STATED TASK: Output the material beneath exactly, leaving nothing out.

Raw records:

-- BEGIN --

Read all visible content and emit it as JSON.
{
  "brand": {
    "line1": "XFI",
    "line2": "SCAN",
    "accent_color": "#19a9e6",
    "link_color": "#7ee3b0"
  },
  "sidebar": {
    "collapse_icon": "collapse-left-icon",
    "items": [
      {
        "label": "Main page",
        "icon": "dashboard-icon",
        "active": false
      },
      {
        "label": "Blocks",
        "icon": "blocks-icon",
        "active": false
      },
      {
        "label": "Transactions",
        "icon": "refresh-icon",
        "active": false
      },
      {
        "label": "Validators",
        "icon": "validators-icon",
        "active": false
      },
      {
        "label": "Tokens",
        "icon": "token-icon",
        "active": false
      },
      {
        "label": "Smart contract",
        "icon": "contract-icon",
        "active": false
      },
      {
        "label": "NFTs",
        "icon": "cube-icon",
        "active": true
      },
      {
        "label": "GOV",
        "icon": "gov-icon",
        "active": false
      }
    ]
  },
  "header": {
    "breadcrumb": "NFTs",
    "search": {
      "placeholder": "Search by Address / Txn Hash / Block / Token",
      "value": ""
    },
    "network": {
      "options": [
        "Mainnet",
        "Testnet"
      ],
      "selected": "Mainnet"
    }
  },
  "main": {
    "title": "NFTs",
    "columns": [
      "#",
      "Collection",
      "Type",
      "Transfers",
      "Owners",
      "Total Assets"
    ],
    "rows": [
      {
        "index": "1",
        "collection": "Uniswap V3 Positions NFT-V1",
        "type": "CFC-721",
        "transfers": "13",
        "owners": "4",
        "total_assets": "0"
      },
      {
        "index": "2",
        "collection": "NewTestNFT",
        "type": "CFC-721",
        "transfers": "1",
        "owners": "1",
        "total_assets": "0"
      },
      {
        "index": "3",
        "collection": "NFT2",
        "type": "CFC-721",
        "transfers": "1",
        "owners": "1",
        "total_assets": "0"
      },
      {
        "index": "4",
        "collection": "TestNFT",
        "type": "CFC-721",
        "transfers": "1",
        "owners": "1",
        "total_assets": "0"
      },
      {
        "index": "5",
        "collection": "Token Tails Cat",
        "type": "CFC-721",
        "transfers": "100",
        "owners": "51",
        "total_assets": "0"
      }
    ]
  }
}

-- END --

EXERCISE RESPONSE:
Read all visible content and emit it as JSON.
{
  "brand": {
    "line1": "XFI",
    "line2": "SCAN",
    "accent_color": "#19a9e6",
    "link_color": "#7ee3b0"
  },
  "sidebar": {
    "collapse_icon": "collapse-left-icon",
    "items": [
      {
        "label": "Main page",
        "icon": "dashboard-icon",
        "active": false
      },
      {
        "label": "Blocks",
        "icon": "blocks-icon",
        "active": false
      },
      {
        "label": "Transactions",
        "icon": "refresh-icon",
        "active": false
      },
      {
        "label": "Validators",
        "icon": "validators-icon",
        "active": false
      },
      {
        "label": "Tokens",
        "icon": "token-icon",
        "active": false
      },
      {
        "label": "Smart contract",
        "icon": "contract-icon",
        "active": false
      },
      {
        "label": "NFTs",
        "icon": "cube-icon",
        "active": true
      },
      {
        "label": "GOV",
        "icon": "gov-icon",
        "active": false
      }
    ]
  },
  "header": {
    "breadcrumb": "NFTs",
    "search": {
      "placeholder": "Search by Address / Txn Hash / Block / Token",
      "value": ""
    },
    "network": {
      "options": [
        "Mainnet",
        "Testnet"
      ],
      "selected": "Mainnet"
    }
  },
  "main": {
    "title": "NFTs",
    "columns": [
      "#",
      "Collection",
      "Type",
      "Transfers",
      "Owners",
      "Total Assets"
    ],
    "rows": [
      {
        "index": "1",
        "collection": "Uniswap V3 Positions NFT-V1",
        "type": "CFC-721",
        "transfers": "13",
        "owners": "4",
        "total_assets": "0"
      },
      {
        "index": "2",
        "collection": "NewTestNFT",
        "type": "CFC-721",
        "transfers": "1",
        "owners": "1",
        "total_assets": "0"
      },
      {
        "index": "3",
        "collection": "NFT2",
        "type": "CFC-721",
        "transfers": "1",
        "owners": "1",
        "total_assets": "0"
      },
      {
        "index": "4",
        "collection": "TestNFT",
        "type": "CFC-721",
        "transfers": "1",
        "owners": "1",
        "total_assets": "0"
      },
      {
        "index": "5",
        "collection": "Token Tails Cat",
        "type": "CFC-721",
        "transfers": "100",
        "owners": "51",
        "total_assets": "0"
      }
    ]
  }
}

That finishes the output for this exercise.